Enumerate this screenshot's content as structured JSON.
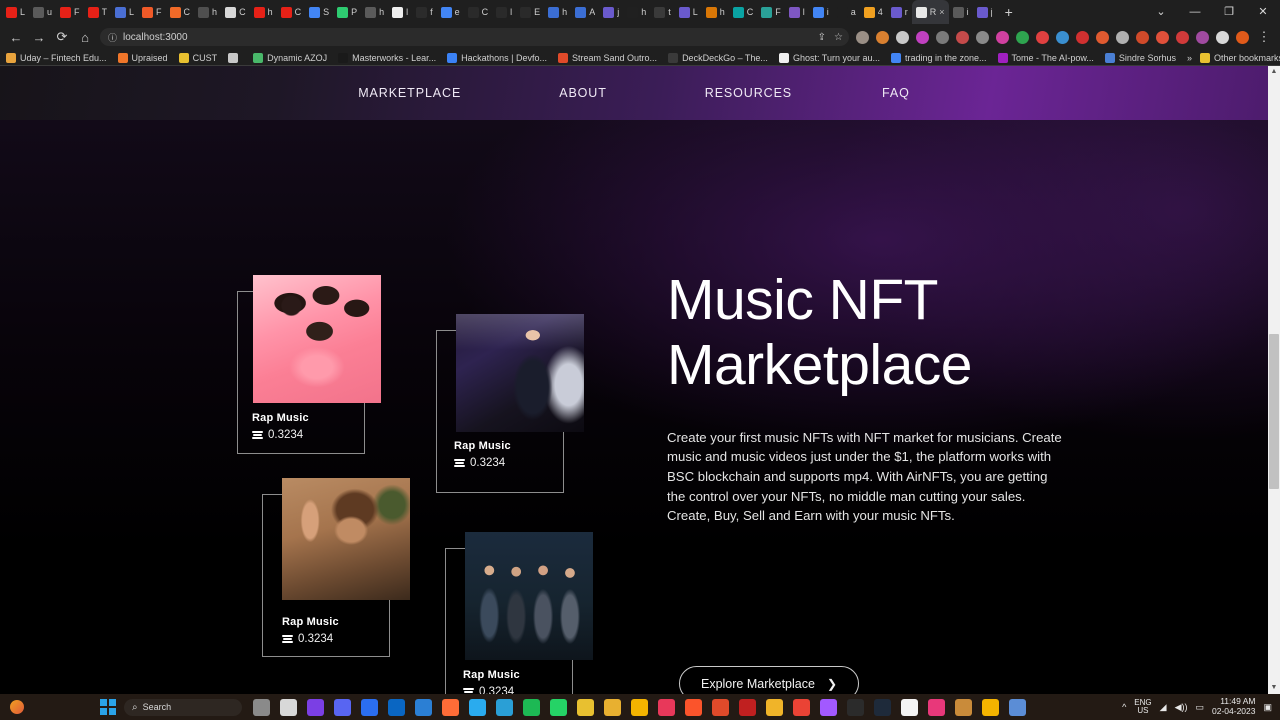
{
  "browser": {
    "tabs": [
      {
        "label": "L",
        "color": "#e62117"
      },
      {
        "label": "u",
        "color": "#5a5a5a"
      },
      {
        "label": "F",
        "color": "#e62117"
      },
      {
        "label": "T",
        "color": "#e62117"
      },
      {
        "label": "L",
        "color": "#4a6fd4"
      },
      {
        "label": "F",
        "color": "#f05a28"
      },
      {
        "label": "C",
        "color": "#f06a28"
      },
      {
        "label": "h",
        "color": "#4f4f4f"
      },
      {
        "label": "C",
        "color": "#d8d8d8"
      },
      {
        "label": "h",
        "color": "#e62117"
      },
      {
        "label": "C",
        "color": "#e62117"
      },
      {
        "label": "S",
        "color": "#4285f4"
      },
      {
        "label": "P",
        "color": "#2ecc71"
      },
      {
        "label": "h",
        "color": "#5a5a5a"
      },
      {
        "label": "l",
        "color": "#efefef"
      },
      {
        "label": "f",
        "color": "#2b2b2b"
      },
      {
        "label": "e",
        "color": "#4285f4"
      },
      {
        "label": "C",
        "color": "#2a2a2a"
      },
      {
        "label": "l",
        "color": "#2a2a2a"
      },
      {
        "label": "E",
        "color": "#2a2a2a"
      },
      {
        "label": "h",
        "color": "#3b6ed4"
      },
      {
        "label": "A",
        "color": "#3b6ed4"
      },
      {
        "label": "j",
        "color": "#6a5acd"
      },
      {
        "label": "h",
        "color": "#202020"
      },
      {
        "label": "t",
        "color": "#3a3a3a"
      },
      {
        "label": "L",
        "color": "#6a5acd"
      },
      {
        "label": "h",
        "color": "#d97706"
      },
      {
        "label": "C",
        "color": "#0aa3a3"
      },
      {
        "label": "F",
        "color": "#2aa198"
      },
      {
        "label": "l",
        "color": "#7e57c2"
      },
      {
        "label": "i",
        "color": "#4285f4"
      },
      {
        "label": "a",
        "color": "#1f1f1f"
      },
      {
        "label": "4",
        "color": "#f0a020"
      },
      {
        "label": "r",
        "color": "#6a5acd"
      },
      {
        "label": "R",
        "color": "#e8e8e8",
        "active": true
      },
      {
        "label": "i",
        "color": "#5a5a5a"
      },
      {
        "label": "j",
        "color": "#6a5acd"
      }
    ],
    "new_tab": "+",
    "window_controls": [
      "⌄",
      "—",
      "❐",
      "✕"
    ],
    "nav": {
      "back": "←",
      "forward": "→",
      "reload": "⟳",
      "home": "⌂"
    },
    "omnibox": {
      "security_icon": "ⓘ",
      "url": "localhost:3000",
      "share": "⇪",
      "star": "☆"
    },
    "extension_colors": [
      "#9a8f86",
      "#d98030",
      "#c9c9c9",
      "#c040c0",
      "#7a7a7a",
      "#c44a4a",
      "#8a8a8a",
      "#d040a0",
      "#2ea44f",
      "#e04040",
      "#3a8fd0",
      "#d03030",
      "#e05a30",
      "#b0b0b0",
      "#d04a2a",
      "#e0503a",
      "#d03a3a",
      "#a04aa0",
      "#d8d8d8",
      "#e05a1a"
    ],
    "menu_icon": "⋮",
    "bookmarks": [
      {
        "label": "Uday – Fintech Edu...",
        "color": "#e8a33d"
      },
      {
        "label": "Upraised",
        "color": "#f0762a"
      },
      {
        "label": "CUST",
        "color": "#e8c030"
      },
      {
        "label": "",
        "color": "#c8c8c8"
      },
      {
        "label": "Dynamic AZOJ",
        "color": "#49b86a"
      },
      {
        "label": "Masterworks - Lear...",
        "color": "#1a1a1a"
      },
      {
        "label": "Hackathons | Devfo...",
        "color": "#3b82f6"
      },
      {
        "label": "Stream Sand Outro...",
        "color": "#e04a2a"
      },
      {
        "label": "DeckDeckGo – The...",
        "color": "#3a3a3a"
      },
      {
        "label": "Ghost: Turn your au...",
        "color": "#efefef"
      },
      {
        "label": "trading in the zone...",
        "color": "#4285f4"
      },
      {
        "label": "Tome - The AI-pow...",
        "color": "#a020c0"
      },
      {
        "label": "Sindre Sorhus",
        "color": "#4a7fd4"
      }
    ],
    "bookmarks_overflow": "»",
    "other_bookmarks": {
      "label": "Other bookmarks",
      "color": "#e8c030"
    }
  },
  "site": {
    "nav_items": [
      {
        "label": "MARKETPLACE"
      },
      {
        "label": "ABOUT"
      },
      {
        "label": "RESOURCES"
      },
      {
        "label": "FAQ"
      }
    ],
    "hero": {
      "title_line1": "Music NFT",
      "title_line2": "Marketplace",
      "paragraph": "Create your first music NFTs with NFT market for musicians. Create music and music videos just under the $1, the platform works with BSC blockchain and supports mp4. With AirNFTs, you are getting the control over your NFTs, no middle man cutting your sales. Create, Buy, Sell and Earn with your music NFTs.",
      "cta_label": "Explore Marketplace",
      "cta_chevron": "❯"
    },
    "cards": [
      {
        "title": "Rap Music",
        "price": "0.3234",
        "art": "img-a",
        "alt": "four-people-in-pink-robes-photo"
      },
      {
        "title": "Rap Music",
        "price": "0.3234",
        "art": "img-b",
        "alt": "man-in-suit-on-stage-photo"
      },
      {
        "title": "Rap Music",
        "price": "0.3234",
        "art": "img-c",
        "alt": "portrait-person-outdoors-photo"
      },
      {
        "title": "Rap Music",
        "price": "0.3234",
        "art": "img-d",
        "alt": "four-men-band-photo"
      }
    ],
    "colors": {
      "accent_purple": "#6b2595",
      "nav_dark": "#171419",
      "background": "#000000",
      "text": "#ffffff"
    }
  },
  "taskbar": {
    "search_placeholder": "Search",
    "search_icon": "⌕",
    "apps": [
      {
        "name": "task-view",
        "color": "#8a8a8a"
      },
      {
        "name": "paint",
        "color": "#d8d8d8"
      },
      {
        "name": "upraised",
        "color": "#7b3fe4"
      },
      {
        "name": "discord",
        "color": "#5865f2"
      },
      {
        "name": "wondershare",
        "color": "#2b6ef0"
      },
      {
        "name": "outlook",
        "color": "#0a66c2"
      },
      {
        "name": "vscode",
        "color": "#2b7fd4"
      },
      {
        "name": "postman",
        "color": "#ff6c37"
      },
      {
        "name": "telegram",
        "color": "#2aabee"
      },
      {
        "name": "edge",
        "color": "#2a9fd6"
      },
      {
        "name": "spotify",
        "color": "#1db954"
      },
      {
        "name": "whatsapp",
        "color": "#25d366"
      },
      {
        "name": "store",
        "color": "#e8c030"
      },
      {
        "name": "files",
        "color": "#e8b030"
      },
      {
        "name": "chrome",
        "color": "#f4b400"
      },
      {
        "name": "music",
        "color": "#e8385a"
      },
      {
        "name": "brave",
        "color": "#fb542b"
      },
      {
        "name": "mongodb",
        "color": "#e04a2a"
      },
      {
        "name": "app-red",
        "color": "#c02020"
      },
      {
        "name": "s-app",
        "color": "#f0b429"
      },
      {
        "name": "gmail",
        "color": "#ea4335"
      },
      {
        "name": "figma",
        "color": "#a259ff"
      },
      {
        "name": "terminal",
        "color": "#2b2b2b"
      },
      {
        "name": "tradingview",
        "color": "#1e2a3a"
      },
      {
        "name": "notion",
        "color": "#f4f4f4"
      },
      {
        "name": "app-pink",
        "color": "#e8387a"
      },
      {
        "name": "crypto",
        "color": "#c98b3a"
      },
      {
        "name": "chrome-2",
        "color": "#f4b400"
      },
      {
        "name": "snipping-tool",
        "color": "#5b8dd6"
      }
    ],
    "tray": {
      "chevron": "^",
      "lang_line1": "ENG",
      "lang_line2": "US",
      "wifi_icon": "◥",
      "volume_icon": "🔊",
      "battery_icon": "▭",
      "time": "11:49 AM",
      "date": "02-04-2023",
      "notification_icon": "🗨"
    }
  }
}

● ● ● ● ● ● ●

Work to be completed:
In the material above, find each line that contains the word "your", and select it.

Worked answer:
        "label": "Ghost: Turn your au...",
      "paragraph": "Create your first music NFTs with NFT market for musicians. Create music and music videos just under the $1, the platform works with BSC blockchain and supports mp4. With AirNFTs, you are getting the control over your NFTs, no middle man cutting your sales. Create, Buy, Sell and Earn with your music NFTs.",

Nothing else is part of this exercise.